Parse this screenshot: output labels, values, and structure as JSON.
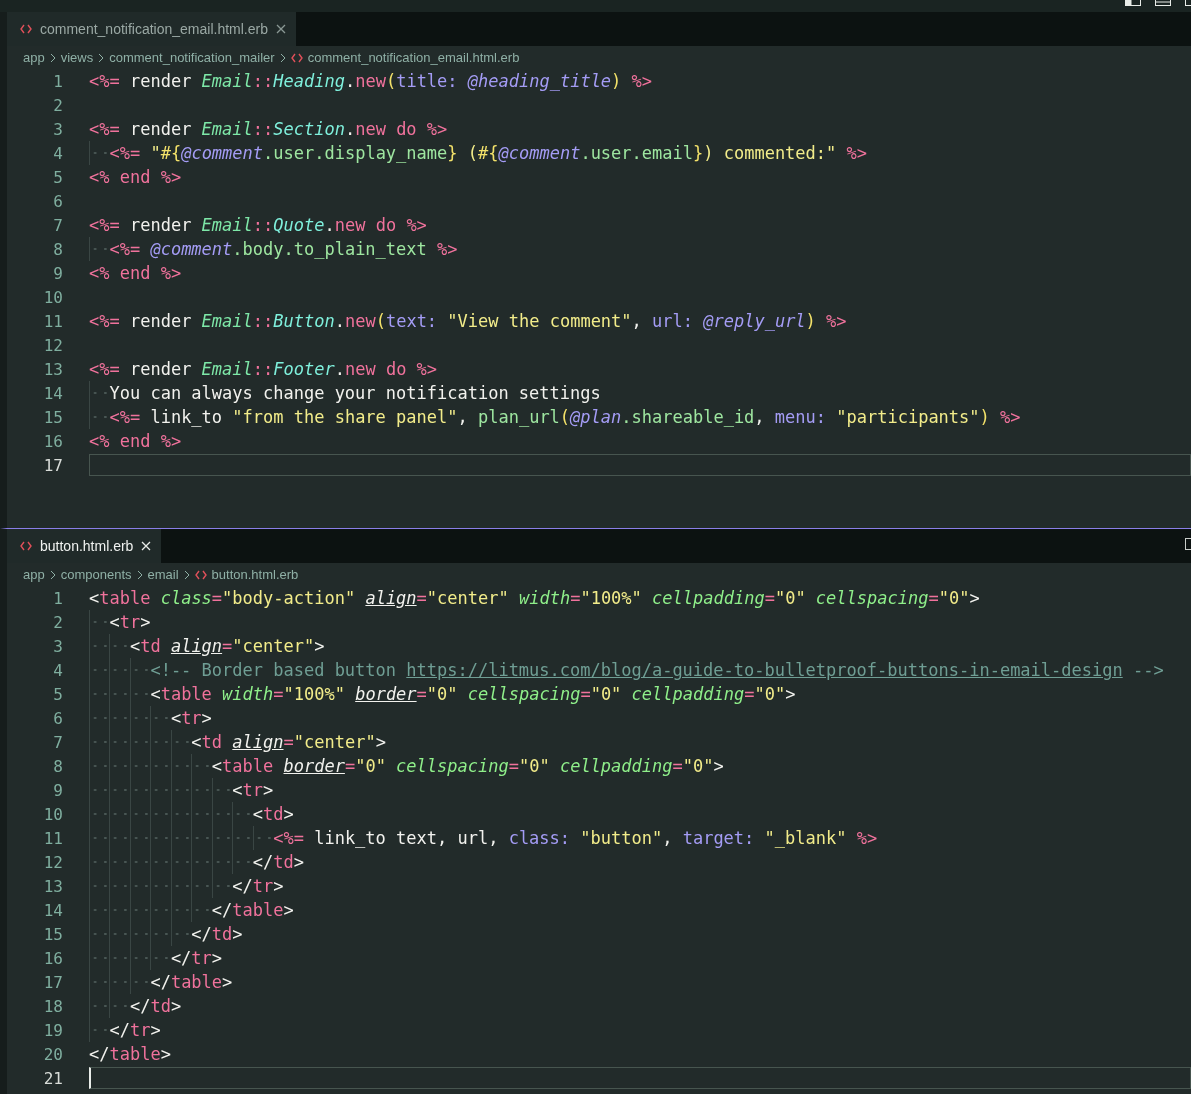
{
  "editors": [
    {
      "tab": {
        "label": "comment_notification_email.html.erb",
        "selected": false
      },
      "breadcrumbs": [
        {
          "label": "app",
          "kind": "folder"
        },
        {
          "label": "views",
          "kind": "folder"
        },
        {
          "label": "comment_notification_mailer",
          "kind": "folder"
        },
        {
          "label": "comment_notification_email.html.erb",
          "kind": "file"
        }
      ],
      "lines": [
        {
          "number": "1",
          "tokens": [
            {
              "text": "<%=",
              "kind": "delim"
            },
            {
              "text": " render ",
              "kind": "text"
            },
            {
              "text": "Email",
              "kind": "constant"
            },
            {
              "text": "::",
              "kind": "keyword"
            },
            {
              "text": "Heading",
              "kind": "class"
            },
            {
              "text": ".",
              "kind": "text"
            },
            {
              "text": "new",
              "kind": "keyword"
            },
            {
              "text": "(",
              "kind": "paren"
            },
            {
              "text": "title:",
              "kind": "symbol"
            },
            {
              "text": " @heading_title",
              "kind": "ivar"
            },
            {
              "text": ")",
              "kind": "paren"
            },
            {
              "text": " %>",
              "kind": "delim"
            }
          ]
        },
        {
          "number": "2"
        },
        {
          "number": "3",
          "tokens": [
            {
              "text": "<%=",
              "kind": "delim"
            },
            {
              "text": " render ",
              "kind": "text"
            },
            {
              "text": "Email",
              "kind": "constant"
            },
            {
              "text": "::",
              "kind": "keyword"
            },
            {
              "text": "Section",
              "kind": "class"
            },
            {
              "text": ".",
              "kind": "text"
            },
            {
              "text": "new do",
              "kind": "keyword"
            },
            {
              "text": " %>",
              "kind": "delim"
            }
          ],
          "children": [
            {
              "number": "4",
              "tokens": [
                {
                  "text": "<%=",
                  "kind": "delim"
                },
                {
                  "text": " \"",
                  "kind": "string"
                },
                {
                  "text": "#{",
                  "kind": "paren"
                },
                {
                  "text": "@comment",
                  "kind": "ivar"
                },
                {
                  "text": ".user.display_name",
                  "kind": "method"
                },
                {
                  "text": "}",
                  "kind": "paren"
                },
                {
                  "text": " (",
                  "kind": "string"
                },
                {
                  "text": "#{",
                  "kind": "paren"
                },
                {
                  "text": "@comment",
                  "kind": "ivar"
                },
                {
                  "text": ".user.email",
                  "kind": "method"
                },
                {
                  "text": "}",
                  "kind": "paren"
                },
                {
                  "text": ") commented:\"",
                  "kind": "string"
                },
                {
                  "text": " %>",
                  "kind": "delim"
                }
              ]
            }
          ]
        },
        {
          "number": "5",
          "tokens": [
            {
              "text": "<%",
              "kind": "delim"
            },
            {
              "text": " end ",
              "kind": "keyword"
            },
            {
              "text": "%>",
              "kind": "delim"
            }
          ]
        },
        {
          "number": "6"
        },
        {
          "number": "7",
          "tokens": [
            {
              "text": "<%=",
              "kind": "delim"
            },
            {
              "text": " render ",
              "kind": "text"
            },
            {
              "text": "Email",
              "kind": "constant"
            },
            {
              "text": "::",
              "kind": "keyword"
            },
            {
              "text": "Quote",
              "kind": "class"
            },
            {
              "text": ".",
              "kind": "text"
            },
            {
              "text": "new do",
              "kind": "keyword"
            },
            {
              "text": " %>",
              "kind": "delim"
            }
          ],
          "children": [
            {
              "number": "8",
              "tokens": [
                {
                  "text": "<%=",
                  "kind": "delim"
                },
                {
                  "text": " @comment",
                  "kind": "ivar"
                },
                {
                  "text": ".body.to_plain_text",
                  "kind": "method"
                },
                {
                  "text": " %>",
                  "kind": "delim"
                }
              ]
            }
          ]
        },
        {
          "number": "9",
          "tokens": [
            {
              "text": "<%",
              "kind": "delim"
            },
            {
              "text": " end ",
              "kind": "keyword"
            },
            {
              "text": "%>",
              "kind": "delim"
            }
          ]
        },
        {
          "number": "10"
        },
        {
          "number": "11",
          "tokens": [
            {
              "text": "<%=",
              "kind": "delim"
            },
            {
              "text": " render ",
              "kind": "text"
            },
            {
              "text": "Email",
              "kind": "constant"
            },
            {
              "text": "::",
              "kind": "keyword"
            },
            {
              "text": "Button",
              "kind": "class"
            },
            {
              "text": ".",
              "kind": "text"
            },
            {
              "text": "new",
              "kind": "keyword"
            },
            {
              "text": "(",
              "kind": "paren"
            },
            {
              "text": "text:",
              "kind": "symbol"
            },
            {
              "text": " \"View the comment\"",
              "kind": "string"
            },
            {
              "text": ", ",
              "kind": "text"
            },
            {
              "text": "url:",
              "kind": "symbol"
            },
            {
              "text": " @reply_url",
              "kind": "ivar"
            },
            {
              "text": ")",
              "kind": "paren"
            },
            {
              "text": " %>",
              "kind": "delim"
            }
          ]
        },
        {
          "number": "12"
        },
        {
          "number": "13",
          "tokens": [
            {
              "text": "<%=",
              "kind": "delim"
            },
            {
              "text": " render ",
              "kind": "text"
            },
            {
              "text": "Email",
              "kind": "constant"
            },
            {
              "text": "::",
              "kind": "keyword"
            },
            {
              "text": "Footer",
              "kind": "class"
            },
            {
              "text": ".",
              "kind": "text"
            },
            {
              "text": "new do",
              "kind": "keyword"
            },
            {
              "text": " %>",
              "kind": "delim"
            }
          ],
          "children": [
            {
              "number": "14",
              "tokens": [
                {
                  "text": "You can always change your notification settings",
                  "kind": "text"
                }
              ]
            },
            {
              "number": "15",
              "tokens": [
                {
                  "text": "<%=",
                  "kind": "delim"
                },
                {
                  "text": " link_to ",
                  "kind": "text"
                },
                {
                  "text": "\"from the share panel\"",
                  "kind": "string"
                },
                {
                  "text": ", ",
                  "kind": "text"
                },
                {
                  "text": "plan_url",
                  "kind": "method"
                },
                {
                  "text": "(",
                  "kind": "paren"
                },
                {
                  "text": "@plan",
                  "kind": "ivar"
                },
                {
                  "text": ".shareable_id",
                  "kind": "method"
                },
                {
                  "text": ", ",
                  "kind": "text"
                },
                {
                  "text": "menu:",
                  "kind": "symbol"
                },
                {
                  "text": " \"participants\"",
                  "kind": "string"
                },
                {
                  "text": ")",
                  "kind": "paren"
                },
                {
                  "text": " %>",
                  "kind": "delim"
                }
              ]
            }
          ]
        },
        {
          "number": "16",
          "tokens": [
            {
              "text": "<%",
              "kind": "delim"
            },
            {
              "text": " end ",
              "kind": "keyword"
            },
            {
              "text": "%>",
              "kind": "delim"
            }
          ]
        },
        {
          "number": "17",
          "current": true
        }
      ]
    },
    {
      "tab": {
        "label": "button.html.erb",
        "selected": true
      },
      "breadcrumbs": [
        {
          "label": "app",
          "kind": "folder"
        },
        {
          "label": "components",
          "kind": "folder"
        },
        {
          "label": "email",
          "kind": "folder"
        },
        {
          "label": "button.html.erb",
          "kind": "file"
        }
      ],
      "lines": [
        {
          "number": "1",
          "tokens": [
            {
              "text": "<",
              "kind": "text"
            },
            {
              "text": "table ",
              "kind": "tag"
            },
            {
              "text": "class",
              "kind": "attr"
            },
            {
              "text": "=",
              "kind": "keyword"
            },
            {
              "text": "\"body-action\" ",
              "kind": "string"
            },
            {
              "text": "align",
              "kind": "attr-deprecated"
            },
            {
              "text": "=",
              "kind": "keyword"
            },
            {
              "text": "\"center\" ",
              "kind": "string"
            },
            {
              "text": "width",
              "kind": "attr"
            },
            {
              "text": "=",
              "kind": "keyword"
            },
            {
              "text": "\"100%\" ",
              "kind": "string"
            },
            {
              "text": "cellpadding",
              "kind": "attr"
            },
            {
              "text": "=",
              "kind": "keyword"
            },
            {
              "text": "\"0\" ",
              "kind": "string"
            },
            {
              "text": "cellspacing",
              "kind": "attr"
            },
            {
              "text": "=",
              "kind": "keyword"
            },
            {
              "text": "\"0\"",
              "kind": "string"
            },
            {
              "text": ">",
              "kind": "text"
            }
          ],
          "children": [
            {
              "number": "2",
              "tokens": [
                {
                  "text": "<",
                  "kind": "text"
                },
                {
                  "text": "tr",
                  "kind": "tag"
                },
                {
                  "text": ">",
                  "kind": "text"
                }
              ],
              "children": [
                {
                  "number": "3",
                  "tokens": [
                    {
                      "text": "<",
                      "kind": "text"
                    },
                    {
                      "text": "td ",
                      "kind": "tag"
                    },
                    {
                      "text": "align",
                      "kind": "attr-deprecated"
                    },
                    {
                      "text": "=",
                      "kind": "keyword"
                    },
                    {
                      "text": "\"center\"",
                      "kind": "string"
                    },
                    {
                      "text": ">",
                      "kind": "text"
                    }
                  ],
                  "children": [
                    {
                      "number": "4",
                      "tokens": [
                        {
                          "text": "<!-- Border based button ",
                          "kind": "comment"
                        },
                        {
                          "text": "https://litmus.com/blog/a-guide-to-bulletproof-buttons-in-email-design",
                          "kind": "url"
                        },
                        {
                          "text": " -->",
                          "kind": "comment"
                        }
                      ]
                    },
                    {
                      "number": "5",
                      "tokens": [
                        {
                          "text": "<",
                          "kind": "text"
                        },
                        {
                          "text": "table ",
                          "kind": "tag"
                        },
                        {
                          "text": "width",
                          "kind": "attr"
                        },
                        {
                          "text": "=",
                          "kind": "keyword"
                        },
                        {
                          "text": "\"100%\" ",
                          "kind": "string"
                        },
                        {
                          "text": "border",
                          "kind": "attr-deprecated"
                        },
                        {
                          "text": "=",
                          "kind": "keyword"
                        },
                        {
                          "text": "\"0\" ",
                          "kind": "string"
                        },
                        {
                          "text": "cellspacing",
                          "kind": "attr"
                        },
                        {
                          "text": "=",
                          "kind": "keyword"
                        },
                        {
                          "text": "\"0\" ",
                          "kind": "string"
                        },
                        {
                          "text": "cellpadding",
                          "kind": "attr"
                        },
                        {
                          "text": "=",
                          "kind": "keyword"
                        },
                        {
                          "text": "\"0\"",
                          "kind": "string"
                        },
                        {
                          "text": ">",
                          "kind": "text"
                        }
                      ],
                      "children": [
                        {
                          "number": "6",
                          "tokens": [
                            {
                              "text": "<",
                              "kind": "text"
                            },
                            {
                              "text": "tr",
                              "kind": "tag"
                            },
                            {
                              "text": ">",
                              "kind": "text"
                            }
                          ],
                          "children": [
                            {
                              "number": "7",
                              "tokens": [
                                {
                                  "text": "<",
                                  "kind": "text"
                                },
                                {
                                  "text": "td ",
                                  "kind": "tag"
                                },
                                {
                                  "text": "align",
                                  "kind": "attr-deprecated"
                                },
                                {
                                  "text": "=",
                                  "kind": "keyword"
                                },
                                {
                                  "text": "\"center\"",
                                  "kind": "string"
                                },
                                {
                                  "text": ">",
                                  "kind": "text"
                                }
                              ],
                              "children": [
                                {
                                  "number": "8",
                                  "tokens": [
                                    {
                                      "text": "<",
                                      "kind": "text"
                                    },
                                    {
                                      "text": "table ",
                                      "kind": "tag"
                                    },
                                    {
                                      "text": "border",
                                      "kind": "attr-deprecated"
                                    },
                                    {
                                      "text": "=",
                                      "kind": "keyword"
                                    },
                                    {
                                      "text": "\"0\" ",
                                      "kind": "string"
                                    },
                                    {
                                      "text": "cellspacing",
                                      "kind": "attr"
                                    },
                                    {
                                      "text": "=",
                                      "kind": "keyword"
                                    },
                                    {
                                      "text": "\"0\" ",
                                      "kind": "string"
                                    },
                                    {
                                      "text": "cellpadding",
                                      "kind": "attr"
                                    },
                                    {
                                      "text": "=",
                                      "kind": "keyword"
                                    },
                                    {
                                      "text": "\"0\"",
                                      "kind": "string"
                                    },
                                    {
                                      "text": ">",
                                      "kind": "text"
                                    }
                                  ],
                                  "children": [
                                    {
                                      "number": "9",
                                      "tokens": [
                                        {
                                          "text": "<",
                                          "kind": "text"
                                        },
                                        {
                                          "text": "tr",
                                          "kind": "tag"
                                        },
                                        {
                                          "text": ">",
                                          "kind": "text"
                                        }
                                      ],
                                      "children": [
                                        {
                                          "number": "10",
                                          "tokens": [
                                            {
                                              "text": "<",
                                              "kind": "text"
                                            },
                                            {
                                              "text": "td",
                                              "kind": "tag"
                                            },
                                            {
                                              "text": ">",
                                              "kind": "text"
                                            }
                                          ],
                                          "children": [
                                            {
                                              "number": "11",
                                              "tokens": [
                                                {
                                                  "text": "<%=",
                                                  "kind": "delim"
                                                },
                                                {
                                                  "text": " link_to text, url, ",
                                                  "kind": "text"
                                                },
                                                {
                                                  "text": "class:",
                                                  "kind": "symbol"
                                                },
                                                {
                                                  "text": " \"button\"",
                                                  "kind": "string"
                                                },
                                                {
                                                  "text": ", ",
                                                  "kind": "text"
                                                },
                                                {
                                                  "text": "target:",
                                                  "kind": "symbol"
                                                },
                                                {
                                                  "text": " \"_blank\"",
                                                  "kind": "string"
                                                },
                                                {
                                                  "text": " %>",
                                                  "kind": "delim"
                                                }
                                              ]
                                            }
                                          ]
                                        },
                                        {
                                          "number": "12",
                                          "tokens": [
                                            {
                                              "text": "</",
                                              "kind": "text"
                                            },
                                            {
                                              "text": "td",
                                              "kind": "tag"
                                            },
                                            {
                                              "text": ">",
                                              "kind": "text"
                                            }
                                          ]
                                        }
                                      ]
                                    },
                                    {
                                      "number": "13",
                                      "tokens": [
                                        {
                                          "text": "</",
                                          "kind": "text"
                                        },
                                        {
                                          "text": "tr",
                                          "kind": "tag"
                                        },
                                        {
                                          "text": ">",
                                          "kind": "text"
                                        }
                                      ]
                                    }
                                  ]
                                },
                                {
                                  "number": "14",
                                  "tokens": [
                                    {
                                      "text": "</",
                                      "kind": "text"
                                    },
                                    {
                                      "text": "table",
                                      "kind": "tag"
                                    },
                                    {
                                      "text": ">",
                                      "kind": "text"
                                    }
                                  ]
                                }
                              ]
                            },
                            {
                              "number": "15",
                              "tokens": [
                                {
                                  "text": "</",
                                  "kind": "text"
                                },
                                {
                                  "text": "td",
                                  "kind": "tag"
                                },
                                {
                                  "text": ">",
                                  "kind": "text"
                                }
                              ]
                            }
                          ]
                        },
                        {
                          "number": "16",
                          "tokens": [
                            {
                              "text": "</",
                              "kind": "text"
                            },
                            {
                              "text": "tr",
                              "kind": "tag"
                            },
                            {
                              "text": ">",
                              "kind": "text"
                            }
                          ]
                        }
                      ]
                    },
                    {
                      "number": "17",
                      "tokens": [
                        {
                          "text": "</",
                          "kind": "text"
                        },
                        {
                          "text": "table",
                          "kind": "tag"
                        },
                        {
                          "text": ">",
                          "kind": "text"
                        }
                      ]
                    }
                  ]
                },
                {
                  "number": "18",
                  "tokens": [
                    {
                      "text": "</",
                      "kind": "text"
                    },
                    {
                      "text": "td",
                      "kind": "tag"
                    },
                    {
                      "text": ">",
                      "kind": "text"
                    }
                  ]
                }
              ]
            },
            {
              "number": "19",
              "tokens": [
                {
                  "text": "</",
                  "kind": "text"
                },
                {
                  "text": "tr",
                  "kind": "tag"
                },
                {
                  "text": ">",
                  "kind": "text"
                }
              ]
            }
          ]
        },
        {
          "number": "20",
          "tokens": [
            {
              "text": "</",
              "kind": "text"
            },
            {
              "text": "table",
              "kind": "tag"
            },
            {
              "text": ">",
              "kind": "text"
            }
          ]
        },
        {
          "number": "21",
          "current": true
        }
      ]
    }
  ]
}
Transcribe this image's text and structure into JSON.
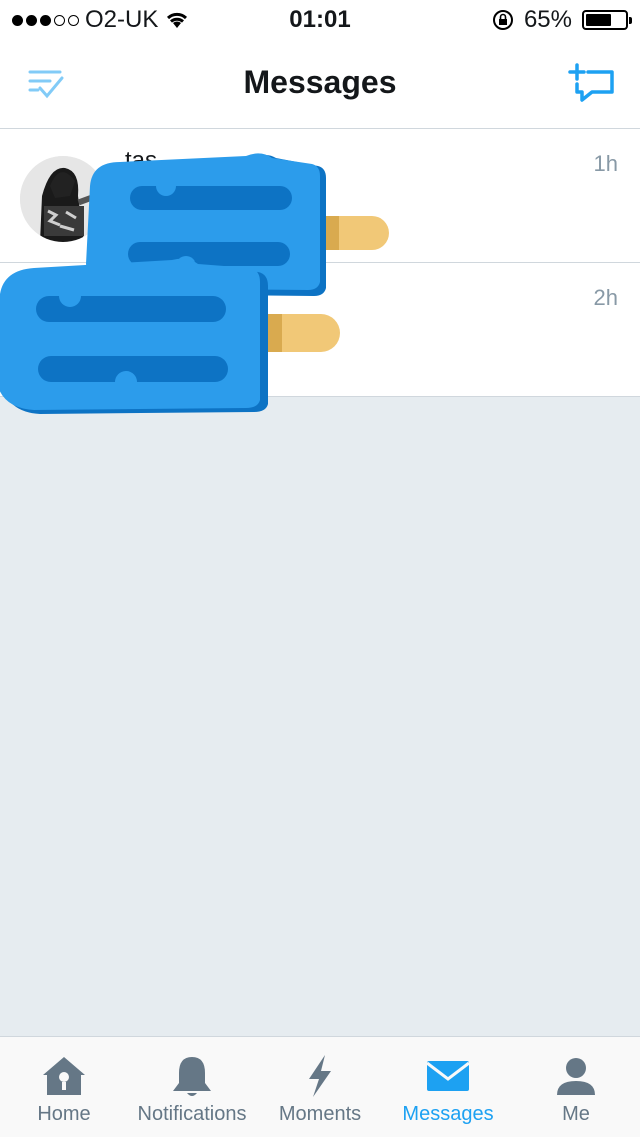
{
  "status_bar": {
    "carrier": "O2-UK",
    "time": "01:01",
    "battery_percent": "65%",
    "battery_level": 0.65
  },
  "nav": {
    "title": "Messages",
    "left_icon": "filter-read-icon",
    "right_icon": "new-message-icon"
  },
  "conversations": [
    {
      "name": "tas",
      "time": "1h"
    },
    {
      "name": "",
      "time": "2h"
    }
  ],
  "tabs": [
    {
      "label": "Home",
      "icon": "home-icon",
      "active": false
    },
    {
      "label": "Notifications",
      "icon": "bell-icon",
      "active": false
    },
    {
      "label": "Moments",
      "icon": "lightning-icon",
      "active": false
    },
    {
      "label": "Messages",
      "icon": "envelope-icon",
      "active": true
    },
    {
      "label": "Me",
      "icon": "person-icon",
      "active": false
    }
  ],
  "colors": {
    "accent": "#1DA1F2",
    "inactive": "#657786",
    "sticker_blue": "#2C9CEB",
    "sticker_stick": "#F1C877"
  }
}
---------------
> [Short exercise] Provide the number of lines in the entries that include "JSON", and no other text.

> [Result for this task] 2